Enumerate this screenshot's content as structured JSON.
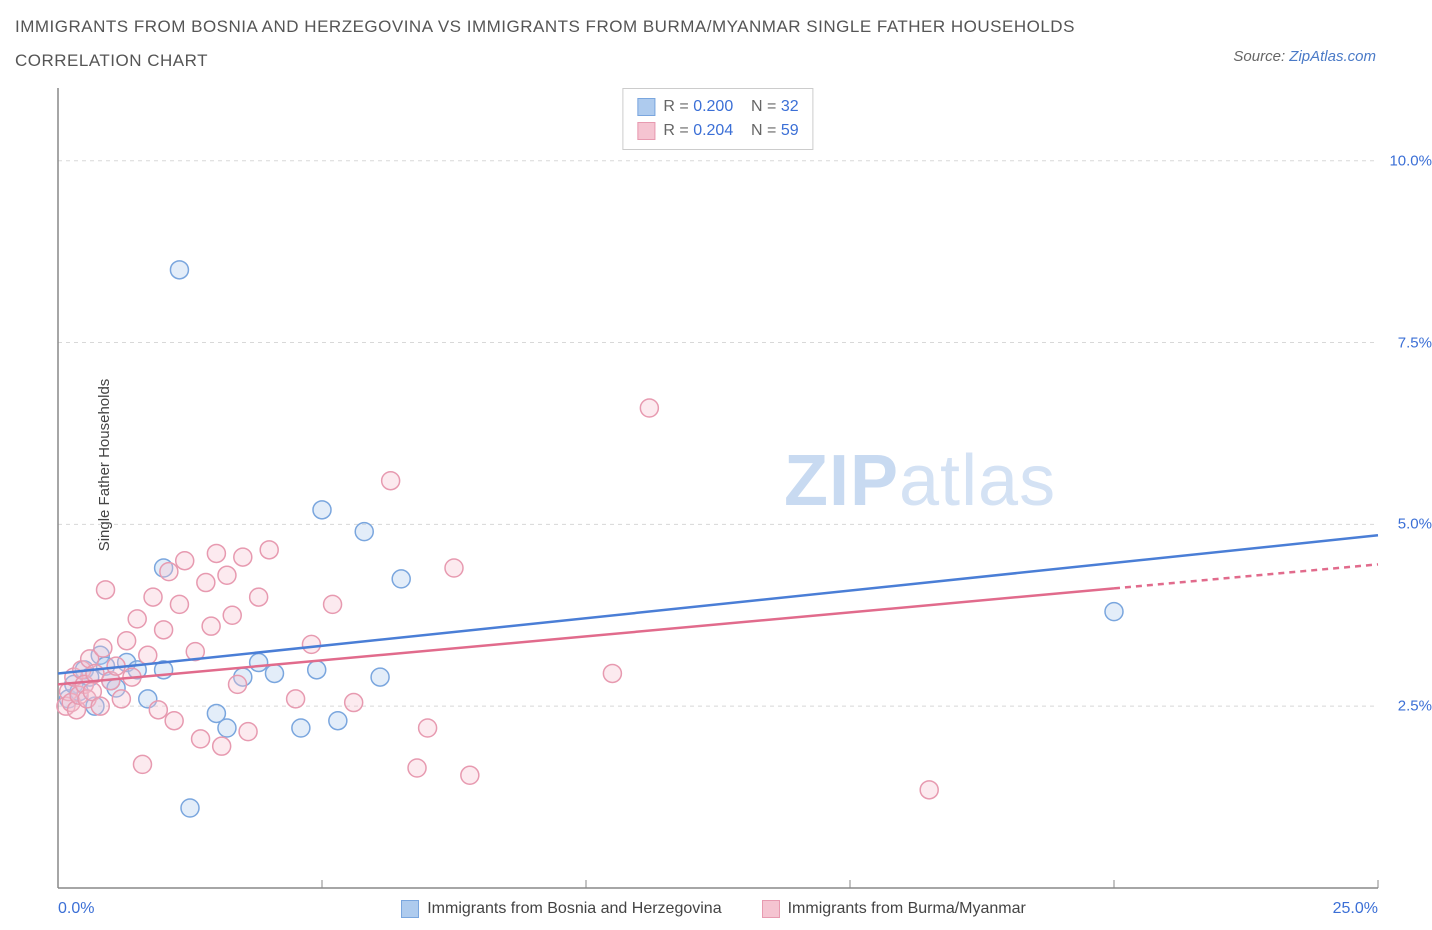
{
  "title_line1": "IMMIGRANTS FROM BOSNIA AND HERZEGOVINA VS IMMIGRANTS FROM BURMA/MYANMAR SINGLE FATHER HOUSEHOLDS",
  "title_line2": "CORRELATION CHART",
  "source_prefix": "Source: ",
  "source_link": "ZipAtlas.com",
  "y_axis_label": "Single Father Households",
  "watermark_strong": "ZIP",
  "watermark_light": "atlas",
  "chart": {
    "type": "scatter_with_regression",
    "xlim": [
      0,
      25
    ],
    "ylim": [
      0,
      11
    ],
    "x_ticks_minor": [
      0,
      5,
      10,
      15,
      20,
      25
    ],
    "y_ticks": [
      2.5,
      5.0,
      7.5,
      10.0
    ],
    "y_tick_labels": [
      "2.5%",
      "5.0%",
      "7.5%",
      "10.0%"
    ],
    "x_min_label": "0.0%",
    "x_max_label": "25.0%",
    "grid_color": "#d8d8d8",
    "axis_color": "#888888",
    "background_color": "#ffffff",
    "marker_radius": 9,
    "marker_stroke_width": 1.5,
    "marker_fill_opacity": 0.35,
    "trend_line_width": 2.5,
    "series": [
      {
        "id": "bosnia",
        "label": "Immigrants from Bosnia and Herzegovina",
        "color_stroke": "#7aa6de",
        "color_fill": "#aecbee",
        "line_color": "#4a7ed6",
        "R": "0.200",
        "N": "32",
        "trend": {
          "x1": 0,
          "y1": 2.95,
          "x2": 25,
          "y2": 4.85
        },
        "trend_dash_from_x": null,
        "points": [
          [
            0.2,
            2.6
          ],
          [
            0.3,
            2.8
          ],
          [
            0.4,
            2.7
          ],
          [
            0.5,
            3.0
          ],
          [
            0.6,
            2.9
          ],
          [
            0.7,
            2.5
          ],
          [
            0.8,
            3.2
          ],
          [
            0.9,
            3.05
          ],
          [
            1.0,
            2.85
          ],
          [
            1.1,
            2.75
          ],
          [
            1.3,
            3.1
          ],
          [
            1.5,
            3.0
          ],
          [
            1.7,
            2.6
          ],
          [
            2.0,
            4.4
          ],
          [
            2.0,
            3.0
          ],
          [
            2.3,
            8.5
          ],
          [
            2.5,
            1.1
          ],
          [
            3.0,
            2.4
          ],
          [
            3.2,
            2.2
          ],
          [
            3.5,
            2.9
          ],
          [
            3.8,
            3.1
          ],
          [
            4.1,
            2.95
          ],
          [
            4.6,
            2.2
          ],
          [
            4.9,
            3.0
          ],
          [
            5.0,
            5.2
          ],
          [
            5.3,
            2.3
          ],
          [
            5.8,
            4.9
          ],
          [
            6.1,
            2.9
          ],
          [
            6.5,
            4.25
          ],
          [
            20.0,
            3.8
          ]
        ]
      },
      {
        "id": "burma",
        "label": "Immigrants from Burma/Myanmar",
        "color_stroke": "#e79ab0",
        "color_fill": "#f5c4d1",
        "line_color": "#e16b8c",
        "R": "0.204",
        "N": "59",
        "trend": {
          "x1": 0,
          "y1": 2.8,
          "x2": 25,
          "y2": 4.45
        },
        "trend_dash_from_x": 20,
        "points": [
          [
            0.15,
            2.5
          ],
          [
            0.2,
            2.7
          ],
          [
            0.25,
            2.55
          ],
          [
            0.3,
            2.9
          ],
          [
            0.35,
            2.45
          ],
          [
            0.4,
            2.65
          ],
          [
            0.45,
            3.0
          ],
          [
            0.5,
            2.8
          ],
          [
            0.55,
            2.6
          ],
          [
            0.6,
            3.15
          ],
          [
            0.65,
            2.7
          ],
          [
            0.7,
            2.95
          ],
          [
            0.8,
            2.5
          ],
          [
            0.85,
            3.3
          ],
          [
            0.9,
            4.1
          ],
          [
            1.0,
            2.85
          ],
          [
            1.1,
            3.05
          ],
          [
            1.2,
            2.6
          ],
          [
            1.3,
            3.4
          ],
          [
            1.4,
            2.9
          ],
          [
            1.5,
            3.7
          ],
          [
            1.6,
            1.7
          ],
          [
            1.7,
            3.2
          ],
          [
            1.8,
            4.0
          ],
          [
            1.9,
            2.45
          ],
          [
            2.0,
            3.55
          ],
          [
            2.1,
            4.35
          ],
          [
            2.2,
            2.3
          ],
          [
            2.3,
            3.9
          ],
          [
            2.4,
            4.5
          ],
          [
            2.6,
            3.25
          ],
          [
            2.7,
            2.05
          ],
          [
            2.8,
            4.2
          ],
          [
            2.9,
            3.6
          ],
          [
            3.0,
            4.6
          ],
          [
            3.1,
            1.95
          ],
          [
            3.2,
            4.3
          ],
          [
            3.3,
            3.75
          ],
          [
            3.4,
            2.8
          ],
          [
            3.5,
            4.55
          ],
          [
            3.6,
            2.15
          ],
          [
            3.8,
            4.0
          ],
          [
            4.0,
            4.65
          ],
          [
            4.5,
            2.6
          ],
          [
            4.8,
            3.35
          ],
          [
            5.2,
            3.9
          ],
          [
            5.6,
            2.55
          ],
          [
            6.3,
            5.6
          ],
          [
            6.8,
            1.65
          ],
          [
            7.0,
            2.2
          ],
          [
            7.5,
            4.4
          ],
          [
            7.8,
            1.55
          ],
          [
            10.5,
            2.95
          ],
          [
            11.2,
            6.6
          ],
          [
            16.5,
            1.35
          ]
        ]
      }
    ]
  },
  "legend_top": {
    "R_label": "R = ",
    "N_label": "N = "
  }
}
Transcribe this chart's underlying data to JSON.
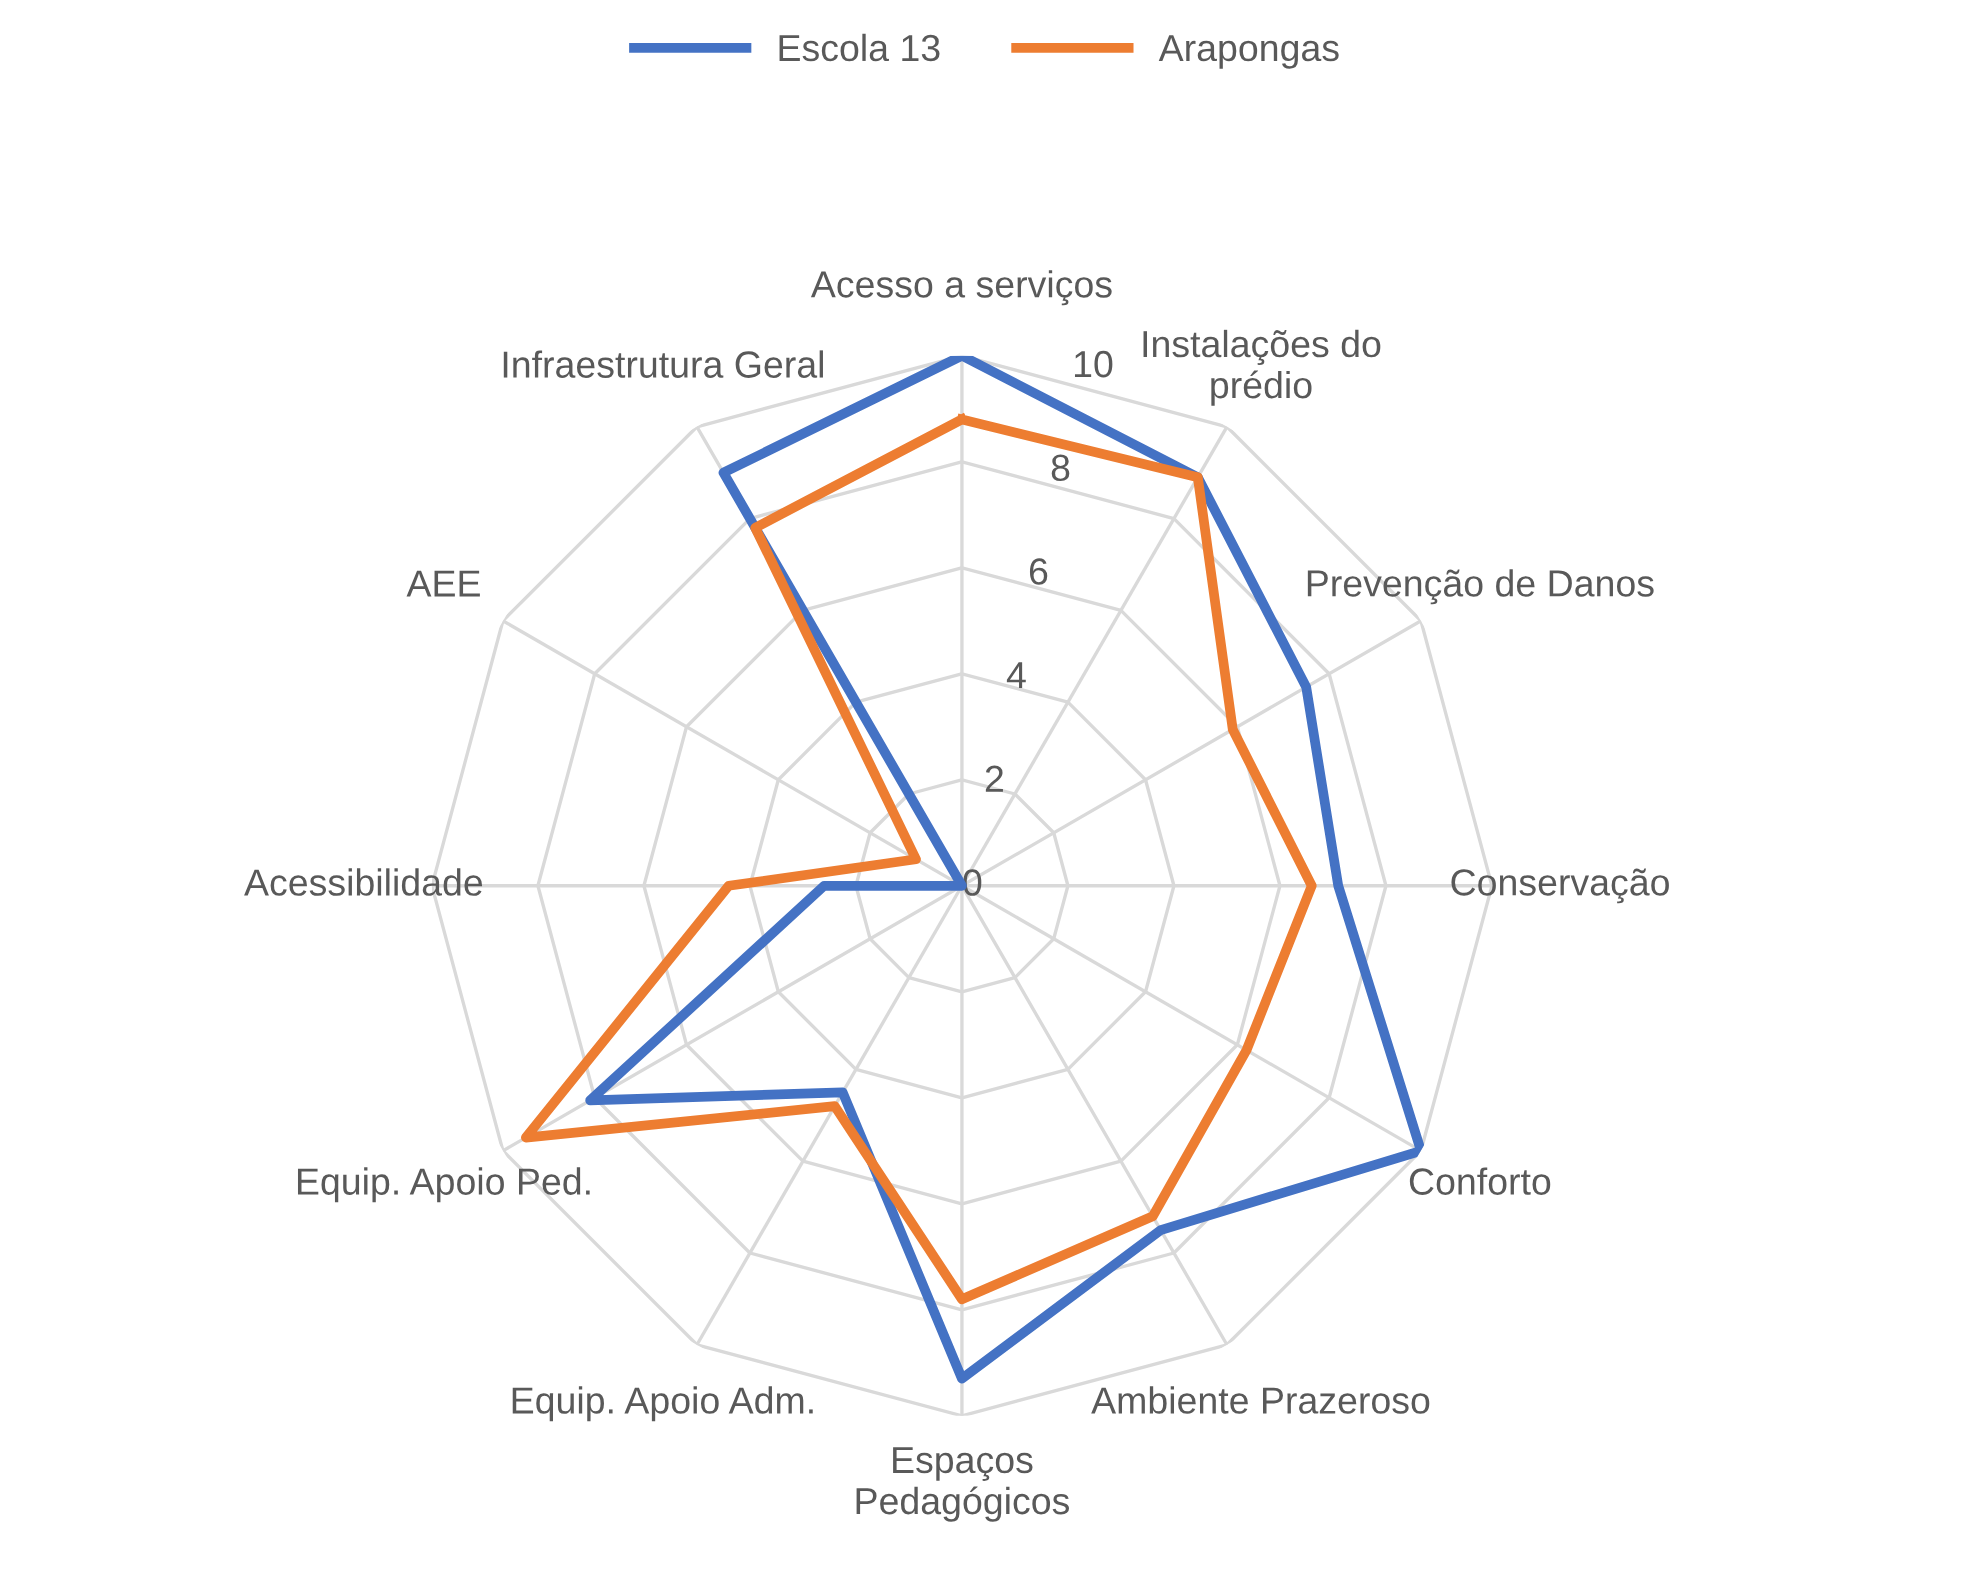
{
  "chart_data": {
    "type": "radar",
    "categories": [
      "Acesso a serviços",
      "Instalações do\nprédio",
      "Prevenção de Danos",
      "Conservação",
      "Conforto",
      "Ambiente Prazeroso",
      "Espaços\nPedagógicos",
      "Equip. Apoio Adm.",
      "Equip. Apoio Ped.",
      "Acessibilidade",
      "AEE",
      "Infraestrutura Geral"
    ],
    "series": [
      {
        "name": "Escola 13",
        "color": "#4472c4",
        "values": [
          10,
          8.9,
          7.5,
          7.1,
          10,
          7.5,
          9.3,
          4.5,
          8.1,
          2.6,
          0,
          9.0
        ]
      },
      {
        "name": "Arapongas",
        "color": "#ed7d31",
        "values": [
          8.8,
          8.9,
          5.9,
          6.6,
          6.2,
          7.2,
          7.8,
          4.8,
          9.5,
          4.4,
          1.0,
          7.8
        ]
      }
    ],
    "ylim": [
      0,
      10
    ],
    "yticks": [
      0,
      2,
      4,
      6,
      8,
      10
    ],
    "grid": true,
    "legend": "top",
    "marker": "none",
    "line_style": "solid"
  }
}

---------------

EXERCISE PROMPT — Take each line of the material that contains the word "this" and list it.

REPLY TO THE EXERCISE —
Enumerate this screenshot's content as structured JSON.
Transcribe this chart's underlying data to JSON.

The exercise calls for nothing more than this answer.